* _GIVEN TASK_: Set down each line of the data below exactly as it stands, dropping the pictures.

* _MATERIAL_:
— start —

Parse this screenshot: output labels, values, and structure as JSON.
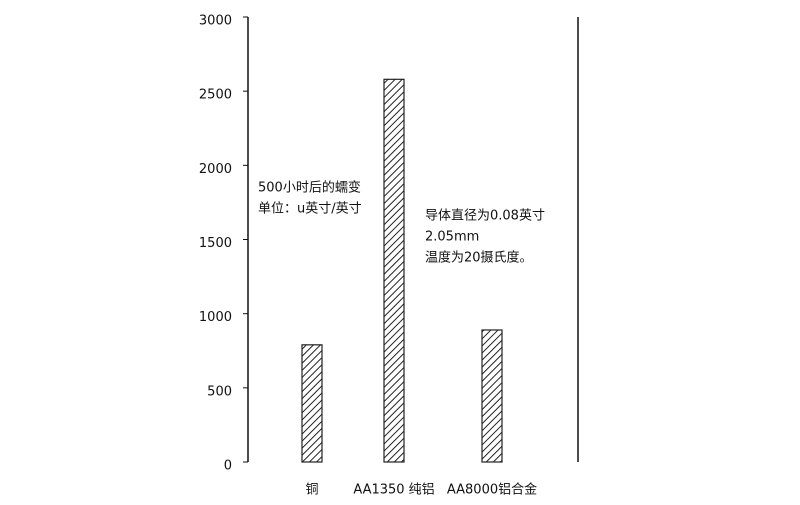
{
  "chart_data": {
    "type": "bar",
    "categories": [
      "铜",
      "AA1350 纯铝",
      "AA8000铝合金"
    ],
    "values": [
      790,
      2580,
      890
    ],
    "color": "#222222",
    "ylim": [
      0,
      3000
    ],
    "yticks": [
      0,
      500,
      1000,
      1500,
      2000,
      2500,
      3000
    ],
    "annotations": [
      [
        "500小时后的蠕变",
        "单位：u英寸/英寸"
      ],
      [
        "导体直径为0.08英寸",
        "2.05mm",
        "温度为20摄氏度。"
      ]
    ]
  }
}
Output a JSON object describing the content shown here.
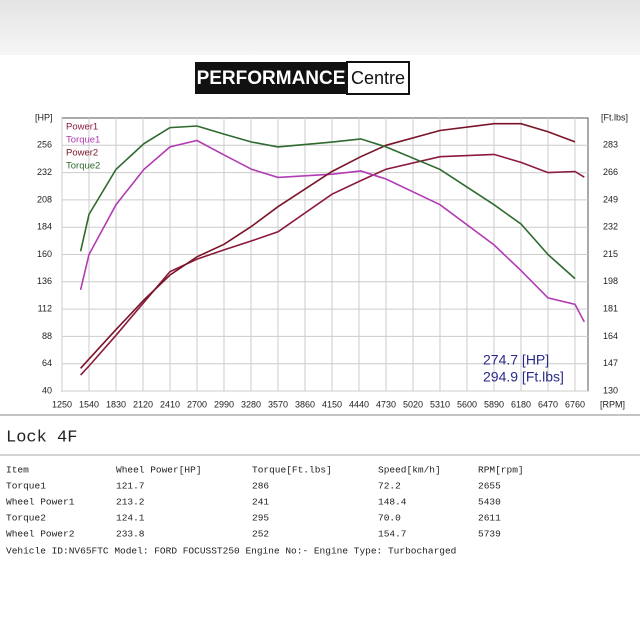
{
  "header": {
    "logo_bold": "PERFORMANCE",
    "logo_light": "Centre"
  },
  "chart_data": {
    "type": "line",
    "y_label": "[HP]",
    "y2_label": "[Ft.lbs]",
    "x_label": "[RPM]",
    "x": [
      1450,
      1540,
      1830,
      2130,
      2410,
      2700,
      2990,
      3290,
      3570,
      4150,
      4460,
      4730,
      5310,
      5890,
      6180,
      6470,
      6760,
      6860
    ],
    "series": [
      {
        "name": "Power1",
        "color": "#8b1a3c",
        "values": [
          54,
          62,
          89,
          118,
          145,
          156,
          164,
          172,
          180,
          213,
          225,
          235,
          246,
          248,
          241,
          232,
          233,
          228
        ]
      },
      {
        "name": "Torque1",
        "color": "#b23cb4",
        "axis": "y2",
        "values": [
          193,
          215,
          246,
          268,
          282,
          286,
          277,
          268,
          263,
          265,
          267,
          262,
          246,
          221,
          205,
          188,
          184,
          173
        ]
      },
      {
        "name": "Power2",
        "color": "#7a1428",
        "values": [
          60,
          68,
          94,
          120,
          142,
          158,
          169,
          185,
          202,
          233,
          246,
          256,
          269,
          275,
          275,
          268,
          259,
          null
        ]
      },
      {
        "name": "Torque2",
        "color": "#2f6a2f",
        "axis": "y2",
        "values": [
          217,
          240,
          268,
          284,
          294,
          295,
          290,
          285,
          282,
          285,
          287,
          282,
          268,
          246,
          234,
          215,
          200,
          null
        ]
      }
    ],
    "xlim": [
      1250,
      6900
    ],
    "xticks": [
      1250,
      1540,
      1830,
      2120,
      2410,
      2700,
      2990,
      3280,
      3570,
      3860,
      4150,
      4440,
      4730,
      5020,
      5310,
      5600,
      5890,
      6180,
      6470,
      6760
    ],
    "ylim": [
      40,
      280
    ],
    "yticks": [
      40,
      64,
      88,
      112,
      136,
      160,
      184,
      208,
      232,
      256
    ],
    "y2lim": [
      130,
      300
    ],
    "y2ticks": [
      130,
      147,
      164,
      181,
      198,
      215,
      232,
      249,
      266,
      283
    ],
    "grid": true,
    "legend": "upper left",
    "annotations": [
      "274.7  [HP]",
      "294.9  [Ft.lbs]"
    ]
  },
  "section_title": "Lock 4F",
  "table": {
    "header": [
      "Item",
      "Wheel Power[HP]",
      "Torque[Ft.lbs]",
      "Speed[km/h]",
      "RPM[rpm]"
    ],
    "rows": [
      [
        "Torque1",
        "121.7",
        "286",
        "72.2",
        "2655"
      ],
      [
        "Wheel Power1",
        "213.2",
        "241",
        "148.4",
        "5430"
      ],
      [
        "Torque2",
        "124.1",
        "295",
        "70.0",
        "2611"
      ],
      [
        "Wheel Power2",
        "233.8",
        "252",
        "154.7",
        "5739"
      ]
    ]
  },
  "footer": "Vehicle ID:NV65FTC Model: FORD FOCUSST250 Engine No:- Engine Type: Turbocharged"
}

— end —

* _ANSWER BELOW_:
Parse this screenshot: output labels, values, and structure as JSON.
{
  "chart_data": {
    "type": "bar",
    "categories": [
      "铜",
      "AA1350 纯铝",
      "AA8000铝合金"
    ],
    "values": [
      790,
      2580,
      890
    ],
    "color": "#222222",
    "ylim": [
      0,
      3000
    ],
    "yticks": [
      0,
      500,
      1000,
      1500,
      2000,
      2500,
      3000
    ],
    "annotations": [
      [
        "500小时后的蠕变",
        "单位：u英寸/英寸"
      ],
      [
        "导体直径为0.08英寸",
        "2.05mm",
        "温度为20摄氏度。"
      ]
    ]
  }
}
Output a JSON object describing the content shown here.
{
  "header": {
    "logo_bold": "PERFORMANCE",
    "logo_light": "Centre"
  },
  "chart_data": {
    "type": "line",
    "y_label": "[HP]",
    "y2_label": "[Ft.lbs]",
    "x_label": "[RPM]",
    "x": [
      1450,
      1540,
      1830,
      2130,
      2410,
      2700,
      2990,
      3290,
      3570,
      4150,
      4460,
      4730,
      5310,
      5890,
      6180,
      6470,
      6760,
      6860
    ],
    "series": [
      {
        "name": "Power1",
        "color": "#8b1a3c",
        "values": [
          54,
          62,
          89,
          118,
          145,
          156,
          164,
          172,
          180,
          213,
          225,
          235,
          246,
          248,
          241,
          232,
          233,
          228
        ]
      },
      {
        "name": "Torque1",
        "color": "#b23cb4",
        "axis": "y2",
        "values": [
          193,
          215,
          246,
          268,
          282,
          286,
          277,
          268,
          263,
          265,
          267,
          262,
          246,
          221,
          205,
          188,
          184,
          173
        ]
      },
      {
        "name": "Power2",
        "color": "#7a1428",
        "values": [
          60,
          68,
          94,
          120,
          142,
          158,
          169,
          185,
          202,
          233,
          246,
          256,
          269,
          275,
          275,
          268,
          259,
          null
        ]
      },
      {
        "name": "Torque2",
        "color": "#2f6a2f",
        "axis": "y2",
        "values": [
          217,
          240,
          268,
          284,
          294,
          295,
          290,
          285,
          282,
          285,
          287,
          282,
          268,
          246,
          234,
          215,
          200,
          null
        ]
      }
    ],
    "xlim": [
      1250,
      6900
    ],
    "xticks": [
      1250,
      1540,
      1830,
      2120,
      2410,
      2700,
      2990,
      3280,
      3570,
      3860,
      4150,
      4440,
      4730,
      5020,
      5310,
      5600,
      5890,
      6180,
      6470,
      6760
    ],
    "ylim": [
      40,
      280
    ],
    "yticks": [
      40,
      64,
      88,
      112,
      136,
      160,
      184,
      208,
      232,
      256
    ],
    "y2lim": [
      130,
      300
    ],
    "y2ticks": [
      130,
      147,
      164,
      181,
      198,
      215,
      232,
      249,
      266,
      283
    ],
    "grid": true,
    "legend": "upper left",
    "annotations": [
      "274.7  [HP]",
      "294.9  [Ft.lbs]"
    ]
  },
  "section_title": "Lock 4F",
  "table": {
    "header": [
      "Item",
      "Wheel Power[HP]",
      "Torque[Ft.lbs]",
      "Speed[km/h]",
      "RPM[rpm]"
    ],
    "rows": [
      [
        "Torque1",
        "121.7",
        "286",
        "72.2",
        "2655"
      ],
      [
        "Wheel Power1",
        "213.2",
        "241",
        "148.4",
        "5430"
      ],
      [
        "Torque2",
        "124.1",
        "295",
        "70.0",
        "2611"
      ],
      [
        "Wheel Power2",
        "233.8",
        "252",
        "154.7",
        "5739"
      ]
    ]
  },
  "footer": "Vehicle ID:NV65FTC Model: FORD FOCUSST250 Engine No:- Engine Type: Turbocharged"
}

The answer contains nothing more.